Work to do: Would you quote every entry exactly, dropping only the pictures?
━━━━━ Record set ━━━━━
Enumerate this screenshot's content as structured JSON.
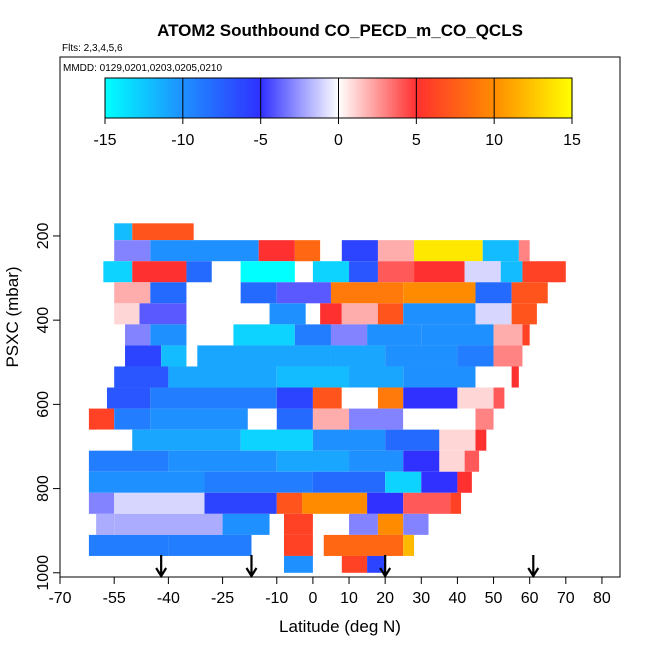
{
  "chart_data": {
    "type": "heatmap",
    "title": "ATOM2 Southbound CO_PECD_m_CO_QCLS",
    "subtitle": "Flts: 2,3,4,5,6",
    "annotation": "MMDD: 0129,0201,0203,0205,0210",
    "x_label": "Latitude (deg N)",
    "y_label": "PSXC (mbar)",
    "xlim": [
      -70,
      85
    ],
    "xticks": [
      -70,
      -55,
      -40,
      -25,
      -10,
      0,
      10,
      20,
      30,
      40,
      50,
      60,
      70,
      80
    ],
    "ylim": [
      1010,
      -225
    ],
    "yticks": [
      200,
      400,
      600,
      800,
      1000
    ],
    "colorbar_lim": [
      -15,
      15
    ],
    "colorbar_ticks": [
      -15,
      -10,
      -5,
      0,
      5,
      10,
      15
    ],
    "colors": [
      "#00ffff",
      "#1e90ff",
      "#3030ff",
      "#ffffff",
      "#ff3030",
      "#ff8c00",
      "#ffff00"
    ],
    "arrows": [
      -42,
      -17,
      20,
      61
    ],
    "rows": [
      {
        "p": [
          170,
          210
        ],
        "segments": [
          [
            -55,
            -50,
            -12
          ],
          [
            -50,
            -33,
            7
          ]
        ]
      },
      {
        "p": [
          210,
          260
        ],
        "segments": [
          [
            -60,
            -55,
            0
          ],
          [
            -55,
            -45,
            -3
          ],
          [
            -45,
            -15,
            -10
          ],
          [
            -15,
            -5,
            5
          ],
          [
            -5,
            2,
            8
          ],
          [
            8,
            18,
            -6
          ],
          [
            18,
            28,
            2
          ],
          [
            28,
            47,
            14
          ],
          [
            47,
            57,
            -12
          ],
          [
            57,
            60,
            3
          ]
        ]
      },
      {
        "p": [
          260,
          310
        ],
        "segments": [
          [
            -58,
            -50,
            -13
          ],
          [
            -50,
            -35,
            5
          ],
          [
            -35,
            -28,
            -8
          ],
          [
            -20,
            -5,
            -15
          ],
          [
            0,
            10,
            -13
          ],
          [
            10,
            18,
            -7
          ],
          [
            18,
            28,
            4
          ],
          [
            28,
            42,
            5
          ],
          [
            42,
            52,
            -1
          ],
          [
            52,
            58,
            -12
          ],
          [
            58,
            70,
            6
          ]
        ]
      },
      {
        "p": [
          310,
          360
        ],
        "segments": [
          [
            -55,
            -45,
            2
          ],
          [
            -45,
            -35,
            -8
          ],
          [
            -20,
            -10,
            -8
          ],
          [
            -10,
            5,
            -4
          ],
          [
            5,
            25,
            9
          ],
          [
            25,
            45,
            10
          ],
          [
            45,
            55,
            -8
          ],
          [
            55,
            65,
            7
          ]
        ]
      },
      {
        "p": [
          360,
          410
        ],
        "segments": [
          [
            -55,
            -48,
            1
          ],
          [
            -48,
            -35,
            -4
          ],
          [
            -12,
            -2,
            -10
          ],
          [
            2,
            8,
            5
          ],
          [
            8,
            18,
            2
          ],
          [
            18,
            25,
            7
          ],
          [
            25,
            45,
            -10
          ],
          [
            45,
            55,
            -1
          ],
          [
            55,
            62,
            7
          ]
        ]
      },
      {
        "p": [
          410,
          460
        ],
        "segments": [
          [
            -52,
            -45,
            -3
          ],
          [
            -45,
            -35,
            -10
          ],
          [
            -22,
            -5,
            -13
          ],
          [
            -5,
            5,
            -9
          ],
          [
            5,
            15,
            -3
          ],
          [
            15,
            30,
            -10
          ],
          [
            30,
            50,
            -10
          ],
          [
            50,
            58,
            2
          ],
          [
            58,
            60,
            6
          ]
        ]
      },
      {
        "p": [
          460,
          510
        ],
        "segments": [
          [
            -52,
            -42,
            -6
          ],
          [
            -42,
            -35,
            -12
          ],
          [
            -32,
            5,
            -11
          ],
          [
            5,
            20,
            -11
          ],
          [
            20,
            40,
            -10
          ],
          [
            40,
            50,
            -9
          ],
          [
            50,
            58,
            3
          ]
        ]
      },
      {
        "p": [
          510,
          560
        ],
        "segments": [
          [
            -55,
            -40,
            -7
          ],
          [
            -40,
            -10,
            -11
          ],
          [
            -10,
            10,
            -12
          ],
          [
            10,
            25,
            -11
          ],
          [
            25,
            45,
            -10
          ],
          [
            45,
            55,
            0
          ],
          [
            55,
            57,
            5
          ]
        ]
      },
      {
        "p": [
          560,
          610
        ],
        "segments": [
          [
            -57,
            -45,
            -7
          ],
          [
            -45,
            -10,
            -9
          ],
          [
            -10,
            0,
            -6
          ],
          [
            0,
            8,
            7
          ],
          [
            8,
            18,
            0
          ],
          [
            18,
            25,
            9
          ],
          [
            25,
            40,
            -5
          ],
          [
            40,
            50,
            1
          ],
          [
            50,
            53,
            4
          ]
        ]
      },
      {
        "p": [
          610,
          660
        ],
        "segments": [
          [
            -62,
            -55,
            6
          ],
          [
            -55,
            -45,
            -9
          ],
          [
            -45,
            -18,
            -10
          ],
          [
            -18,
            -10,
            0
          ],
          [
            -10,
            0,
            -8
          ],
          [
            0,
            10,
            2
          ],
          [
            10,
            25,
            -3
          ],
          [
            25,
            45,
            0
          ],
          [
            45,
            50,
            3
          ]
        ]
      },
      {
        "p": [
          660,
          710
        ],
        "segments": [
          [
            -60,
            -50,
            0
          ],
          [
            -50,
            -20,
            -11
          ],
          [
            -20,
            0,
            -13
          ],
          [
            0,
            20,
            -10
          ],
          [
            20,
            35,
            -8
          ],
          [
            35,
            45,
            1
          ],
          [
            45,
            48,
            5
          ]
        ]
      },
      {
        "p": [
          710,
          760
        ],
        "segments": [
          [
            -62,
            -40,
            -9
          ],
          [
            -40,
            -10,
            -10
          ],
          [
            -10,
            10,
            -11
          ],
          [
            10,
            25,
            -10
          ],
          [
            25,
            35,
            -5
          ],
          [
            35,
            42,
            1
          ],
          [
            42,
            46,
            4
          ]
        ]
      },
      {
        "p": [
          760,
          810
        ],
        "segments": [
          [
            -62,
            -30,
            -10
          ],
          [
            -30,
            0,
            -9
          ],
          [
            0,
            20,
            -8
          ],
          [
            20,
            30,
            -13
          ],
          [
            30,
            40,
            -5
          ],
          [
            40,
            44,
            5
          ]
        ]
      },
      {
        "p": [
          810,
          860
        ],
        "segments": [
          [
            -62,
            -55,
            -3
          ],
          [
            -55,
            -30,
            -1
          ],
          [
            -30,
            -10,
            -6
          ],
          [
            -10,
            -3,
            7
          ],
          [
            -3,
            15,
            10
          ],
          [
            15,
            25,
            -5
          ],
          [
            25,
            38,
            4
          ],
          [
            38,
            41,
            6
          ]
        ]
      },
      {
        "p": [
          860,
          910
        ],
        "segments": [
          [
            -60,
            -55,
            -2
          ],
          [
            -55,
            -25,
            -2
          ],
          [
            -25,
            -12,
            -10
          ],
          [
            -8,
            0,
            6
          ],
          [
            10,
            18,
            -3
          ],
          [
            18,
            25,
            10
          ],
          [
            25,
            32,
            -3
          ]
        ]
      },
      {
        "p": [
          910,
          960
        ],
        "segments": [
          [
            -62,
            -40,
            -9
          ],
          [
            -40,
            -17,
            -9
          ],
          [
            -8,
            0,
            6
          ],
          [
            3,
            25,
            8
          ],
          [
            25,
            28,
            12
          ]
        ]
      },
      {
        "p": [
          960,
          1000
        ],
        "segments": [
          [
            -8,
            0,
            -10
          ],
          [
            8,
            15,
            6
          ],
          [
            15,
            20,
            -6
          ]
        ]
      }
    ]
  }
}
━━━━━
Correct answer:
Enumerate this screenshot's content as structured JSON.
{
  "chart_data": {
    "type": "heatmap",
    "title": "ATOM2 Southbound CO_PECD_m_CO_QCLS",
    "subtitle": "Flts: 2,3,4,5,6",
    "annotation": "MMDD: 0129,0201,0203,0205,0210",
    "x_label": "Latitude (deg N)",
    "y_label": "PSXC (mbar)",
    "xlim": [
      -70,
      85
    ],
    "xticks": [
      -70,
      -55,
      -40,
      -25,
      -10,
      0,
      10,
      20,
      30,
      40,
      50,
      60,
      70,
      80
    ],
    "ylim": [
      1010,
      -225
    ],
    "yticks": [
      200,
      400,
      600,
      800,
      1000
    ],
    "colorbar_lim": [
      -15,
      15
    ],
    "colorbar_ticks": [
      -15,
      -10,
      -5,
      0,
      5,
      10,
      15
    ],
    "colors": [
      "#00ffff",
      "#1e90ff",
      "#3030ff",
      "#ffffff",
      "#ff3030",
      "#ff8c00",
      "#ffff00"
    ],
    "arrows": [
      -42,
      -17,
      20,
      61
    ],
    "rows": [
      {
        "p": [
          170,
          210
        ],
        "segments": [
          [
            -55,
            -50,
            -12
          ],
          [
            -50,
            -33,
            7
          ]
        ]
      },
      {
        "p": [
          210,
          260
        ],
        "segments": [
          [
            -60,
            -55,
            0
          ],
          [
            -55,
            -45,
            -3
          ],
          [
            -45,
            -15,
            -10
          ],
          [
            -15,
            -5,
            5
          ],
          [
            -5,
            2,
            8
          ],
          [
            8,
            18,
            -6
          ],
          [
            18,
            28,
            2
          ],
          [
            28,
            47,
            14
          ],
          [
            47,
            57,
            -12
          ],
          [
            57,
            60,
            3
          ]
        ]
      },
      {
        "p": [
          260,
          310
        ],
        "segments": [
          [
            -58,
            -50,
            -13
          ],
          [
            -50,
            -35,
            5
          ],
          [
            -35,
            -28,
            -8
          ],
          [
            -20,
            -5,
            -15
          ],
          [
            0,
            10,
            -13
          ],
          [
            10,
            18,
            -7
          ],
          [
            18,
            28,
            4
          ],
          [
            28,
            42,
            5
          ],
          [
            42,
            52,
            -1
          ],
          [
            52,
            58,
            -12
          ],
          [
            58,
            70,
            6
          ]
        ]
      },
      {
        "p": [
          310,
          360
        ],
        "segments": [
          [
            -55,
            -45,
            2
          ],
          [
            -45,
            -35,
            -8
          ],
          [
            -20,
            -10,
            -8
          ],
          [
            -10,
            5,
            -4
          ],
          [
            5,
            25,
            9
          ],
          [
            25,
            45,
            10
          ],
          [
            45,
            55,
            -8
          ],
          [
            55,
            65,
            7
          ]
        ]
      },
      {
        "p": [
          360,
          410
        ],
        "segments": [
          [
            -55,
            -48,
            1
          ],
          [
            -48,
            -35,
            -4
          ],
          [
            -12,
            -2,
            -10
          ],
          [
            2,
            8,
            5
          ],
          [
            8,
            18,
            2
          ],
          [
            18,
            25,
            7
          ],
          [
            25,
            45,
            -10
          ],
          [
            45,
            55,
            -1
          ],
          [
            55,
            62,
            7
          ]
        ]
      },
      {
        "p": [
          410,
          460
        ],
        "segments": [
          [
            -52,
            -45,
            -3
          ],
          [
            -45,
            -35,
            -10
          ],
          [
            -22,
            -5,
            -13
          ],
          [
            -5,
            5,
            -9
          ],
          [
            5,
            15,
            -3
          ],
          [
            15,
            30,
            -10
          ],
          [
            30,
            50,
            -10
          ],
          [
            50,
            58,
            2
          ],
          [
            58,
            60,
            6
          ]
        ]
      },
      {
        "p": [
          460,
          510
        ],
        "segments": [
          [
            -52,
            -42,
            -6
          ],
          [
            -42,
            -35,
            -12
          ],
          [
            -32,
            5,
            -11
          ],
          [
            5,
            20,
            -11
          ],
          [
            20,
            40,
            -10
          ],
          [
            40,
            50,
            -9
          ],
          [
            50,
            58,
            3
          ]
        ]
      },
      {
        "p": [
          510,
          560
        ],
        "segments": [
          [
            -55,
            -40,
            -7
          ],
          [
            -40,
            -10,
            -11
          ],
          [
            -10,
            10,
            -12
          ],
          [
            10,
            25,
            -11
          ],
          [
            25,
            45,
            -10
          ],
          [
            45,
            55,
            0
          ],
          [
            55,
            57,
            5
          ]
        ]
      },
      {
        "p": [
          560,
          610
        ],
        "segments": [
          [
            -57,
            -45,
            -7
          ],
          [
            -45,
            -10,
            -9
          ],
          [
            -10,
            0,
            -6
          ],
          [
            0,
            8,
            7
          ],
          [
            8,
            18,
            0
          ],
          [
            18,
            25,
            9
          ],
          [
            25,
            40,
            -5
          ],
          [
            40,
            50,
            1
          ],
          [
            50,
            53,
            4
          ]
        ]
      },
      {
        "p": [
          610,
          660
        ],
        "segments": [
          [
            -62,
            -55,
            6
          ],
          [
            -55,
            -45,
            -9
          ],
          [
            -45,
            -18,
            -10
          ],
          [
            -18,
            -10,
            0
          ],
          [
            -10,
            0,
            -8
          ],
          [
            0,
            10,
            2
          ],
          [
            10,
            25,
            -3
          ],
          [
            25,
            45,
            0
          ],
          [
            45,
            50,
            3
          ]
        ]
      },
      {
        "p": [
          660,
          710
        ],
        "segments": [
          [
            -60,
            -50,
            0
          ],
          [
            -50,
            -20,
            -11
          ],
          [
            -20,
            0,
            -13
          ],
          [
            0,
            20,
            -10
          ],
          [
            20,
            35,
            -8
          ],
          [
            35,
            45,
            1
          ],
          [
            45,
            48,
            5
          ]
        ]
      },
      {
        "p": [
          710,
          760
        ],
        "segments": [
          [
            -62,
            -40,
            -9
          ],
          [
            -40,
            -10,
            -10
          ],
          [
            -10,
            10,
            -11
          ],
          [
            10,
            25,
            -10
          ],
          [
            25,
            35,
            -5
          ],
          [
            35,
            42,
            1
          ],
          [
            42,
            46,
            4
          ]
        ]
      },
      {
        "p": [
          760,
          810
        ],
        "segments": [
          [
            -62,
            -30,
            -10
          ],
          [
            -30,
            0,
            -9
          ],
          [
            0,
            20,
            -8
          ],
          [
            20,
            30,
            -13
          ],
          [
            30,
            40,
            -5
          ],
          [
            40,
            44,
            5
          ]
        ]
      },
      {
        "p": [
          810,
          860
        ],
        "segments": [
          [
            -62,
            -55,
            -3
          ],
          [
            -55,
            -30,
            -1
          ],
          [
            -30,
            -10,
            -6
          ],
          [
            -10,
            -3,
            7
          ],
          [
            -3,
            15,
            10
          ],
          [
            15,
            25,
            -5
          ],
          [
            25,
            38,
            4
          ],
          [
            38,
            41,
            6
          ]
        ]
      },
      {
        "p": [
          860,
          910
        ],
        "segments": [
          [
            -60,
            -55,
            -2
          ],
          [
            -55,
            -25,
            -2
          ],
          [
            -25,
            -12,
            -10
          ],
          [
            -8,
            0,
            6
          ],
          [
            10,
            18,
            -3
          ],
          [
            18,
            25,
            10
          ],
          [
            25,
            32,
            -3
          ]
        ]
      },
      {
        "p": [
          910,
          960
        ],
        "segments": [
          [
            -62,
            -40,
            -9
          ],
          [
            -40,
            -17,
            -9
          ],
          [
            -8,
            0,
            6
          ],
          [
            3,
            25,
            8
          ],
          [
            25,
            28,
            12
          ]
        ]
      },
      {
        "p": [
          960,
          1000
        ],
        "segments": [
          [
            -8,
            0,
            -10
          ],
          [
            8,
            15,
            6
          ],
          [
            15,
            20,
            -6
          ]
        ]
      }
    ]
  }
}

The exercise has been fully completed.